**TASK DETAILS**. Retype each line of the material exactly, please, skipping any picture in it.

**RECORDS SUPPLIED**.
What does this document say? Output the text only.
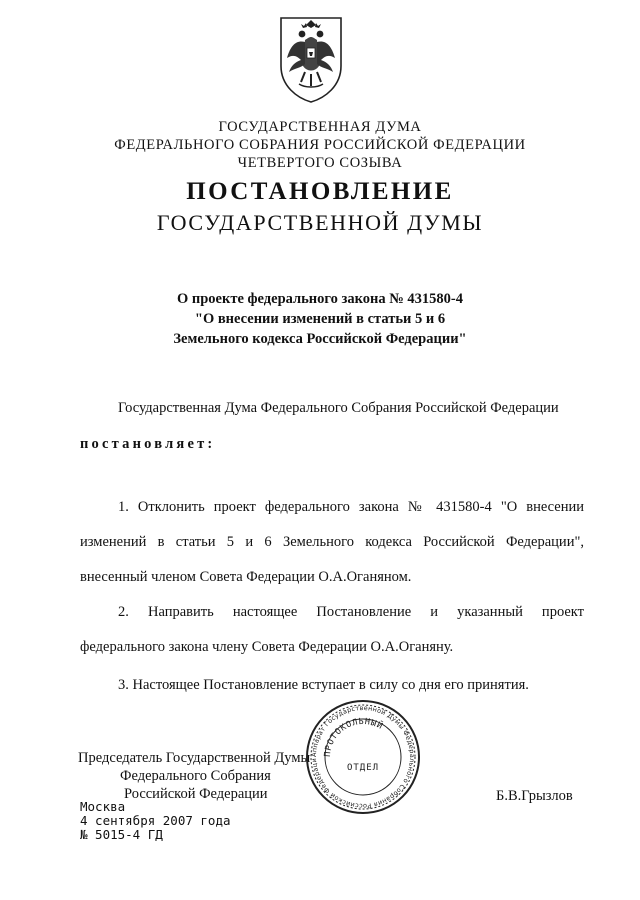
ГОСУДАРСТВЕННАЯ ДУМА
ФЕДЕРАЛЬНОГО СОБРАНИЯ РОССИЙСКОЙ ФЕДЕРАЦИИ
ЧЕТВЕРТОГО СОЗЫВА
ПОСТАНОВЛЕНИЕ
ГОСУДАРСТВЕННОЙ ДУМЫ
О проекте федерального закона № 431580-4
"О внесении изменений в статьи 5 и 6
Земельного кодекса Российской Федерации"
Государственная Дума Федерального Собрания Российской Федерации
постановляет:
1. Отклонить проект федерального закона № 431580-4 "О внесении
изменений в статьи 5 и 6 Земельного кодекса Российской Федерации",
внесенный членом Совета Федерации О.А.Оганяном.
2. Направить настоящее Постановление и указанный проект
федерального закона члену Совета Федерации О.А.Оганяну.
3. Настоящее Постановление вступает в силу со дня его принятия.
Председатель Государственной Думы
Федерального Собрания
Российской Федерации	Б.В.Грызлов
Аппарат Государственной Думы Федерального Собрания Российской Федераци
ПРОТОКОЛЬНЫЙ
ОТДЕЛ
Москва
4 сентября 2007 года
№ 5015-4 ГД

**REPLY TO THE TASK**.
What does this document say? Output the text only.
ГОСУДАРСТВЕННАЯ ДУМА
ФЕДЕРАЛЬНОГО СОБРАНИЯ РОССИЙСКОЙ ФЕДЕРАЦИИ
ЧЕТВЕРТОГО СОЗЫВА
ПОСТАНОВЛЕНИЕ
ГОСУДАРСТВЕННОЙ ДУМЫ
О проекте федерального закона № 431580-4
"О внесении изменений в статьи 5 и 6
Земельного кодекса Российской Федерации"
Государственная Дума Федерального Собрания Российской Федерации
постановляет:
1. Отклонить проект федерального закона № 431580-4 "О внесении
изменений в статьи 5 и 6 Земельного кодекса Российской Федерации",
внесенный членом Совета Федерации О.А.Оганяном.
2. Направить настоящее Постановление и указанный проект
федерального закона члену Совета Федерации О.А.Оганяну.
3. Настоящее Постановление вступает в силу со дня его принятия.
Председатель Государственной Думы
Федерального Собрания
Российской Федерации	Б.В.Грызлов
Аппарат Государственной Думы Федерального Собрания Российской Федераци
ПРОТОКОЛЬНЫЙ
ОТДЕЛ
Москва
4 сентября 2007 года
№ 5015-4 ГД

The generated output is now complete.